Passage extrait:
L'usine est le milieu naturel de cette microbille qui, fondue avec des milliers d'autres, deviendra bidon, barquette ou tout autre objet plastique.
Elle est produite par les géants de la pétrochimie, puis livrée par bateau ou camion aux plasturgistes qui la transforment.
Les plus de 400 millions de tonnes de plastique produites par an mondialement, selon l'OCDE, le sont "majoritairement sous forme de granulés initialement", rappelle Kevin Tallec.
Et "entre 52.140 et 184.290 tonnes de granulés ont été perdus dans l'environnement au sein de l'UE en 2019", selon la Commission européenne. Une régulation pour empêcher les pertes doit être votée jeudi par le Parlement européen.
Ces granulés sont "révélateurs de l'omniprésence du plastique, plus nous allons consommer de plastique, plus nous en aurons besoin", souligne le député français Philippe Bolo (MoDem), expert du sujet.

Données enregistrées:

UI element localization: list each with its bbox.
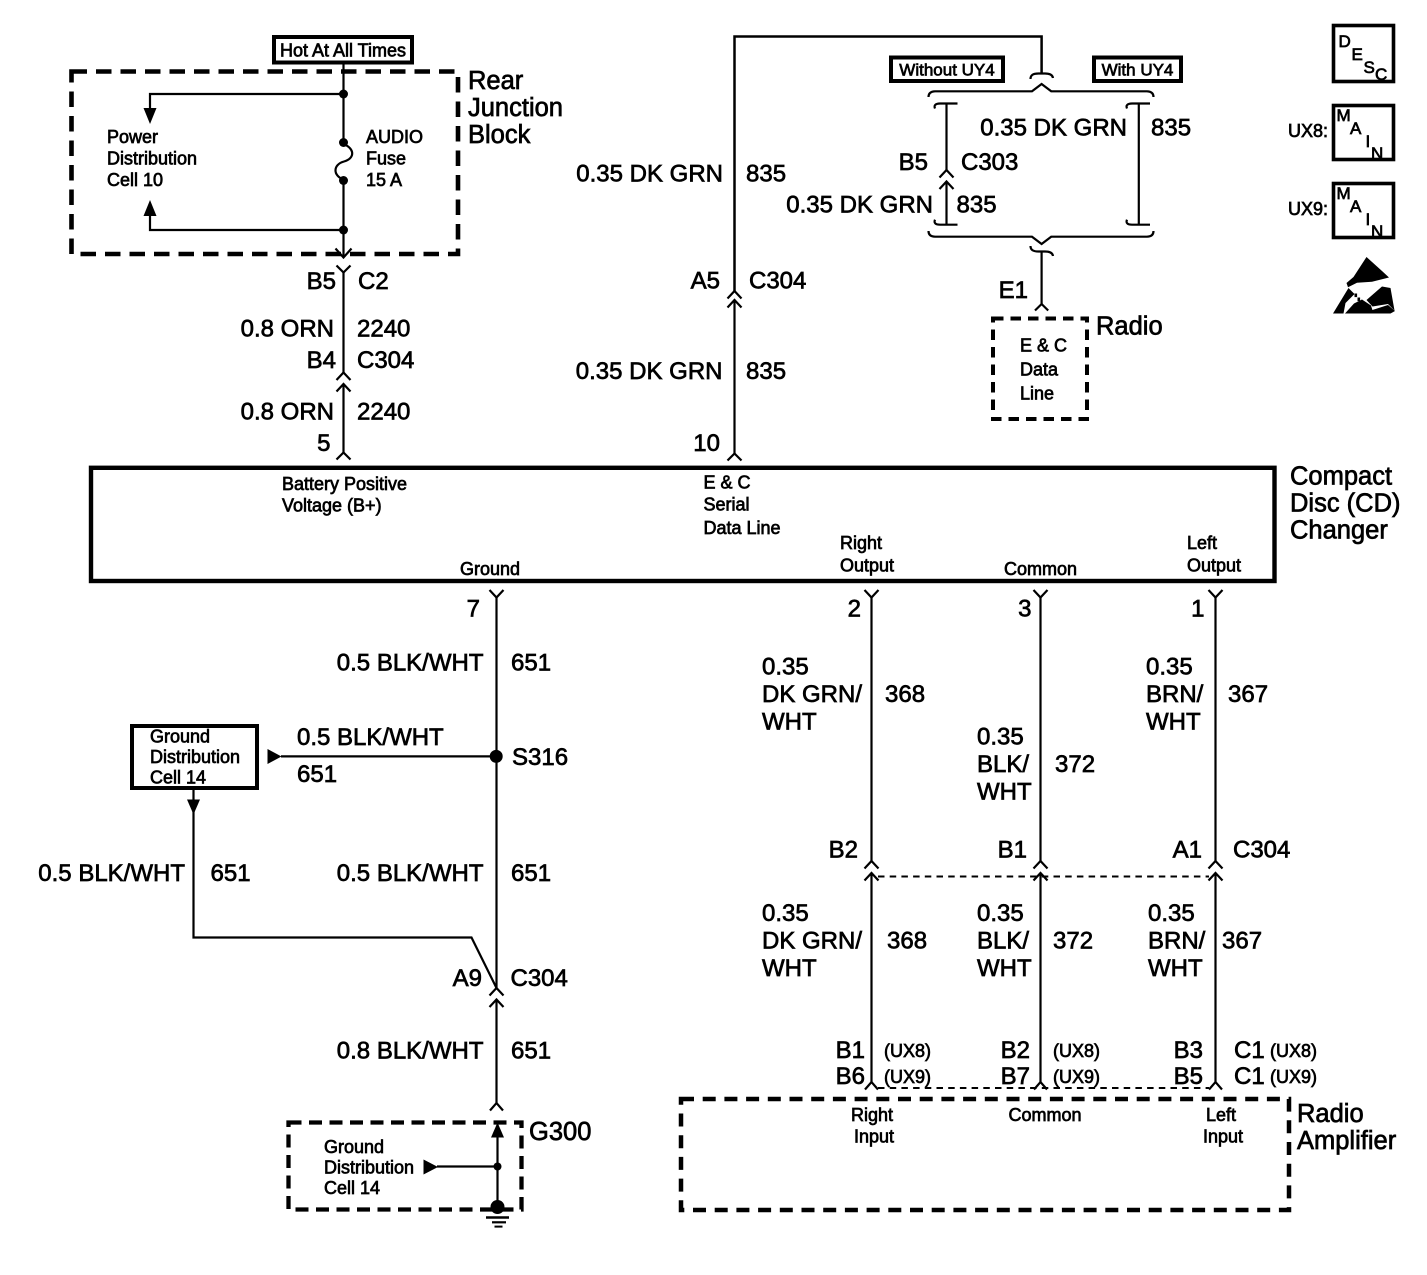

Liste des tâches:
a) Indiquez si chacune des affirmations suivantes est conforme à l'extrait sur les granulés de plastique, en répondant par oui ou non et en citant les mots décisifs du texte : (i) les granulés sont acheminés vers les plasturgistes par bateau ou camion ; (ii) le Parlement européen a déjà voté la régulation contre les pertes ; (iii) selon l'OCDE, la production mondiale de plastique dépasse 400 millions de tonnes par an.
b) Relevez toutes les personnes et institutions que l'extrait sur les granulés de plastique cite comme source d'un chiffre ou d'une déclaration.

Corrigé par tâche:
a)
(i) Oui : « livrée par bateau ou camion aux plasturgistes ».
(ii) Non : « Une régulation pour empêcher les pertes doit être votée jeudi par le Parlement européen ».
(iii) Oui : « Les plus de 400 millions de tonnes de plastique produites par an mondialement, selon l'OCDE ».

b)
- l'OCDE
- Kevin Tallec
- la Commission européenne
- Philippe Bolo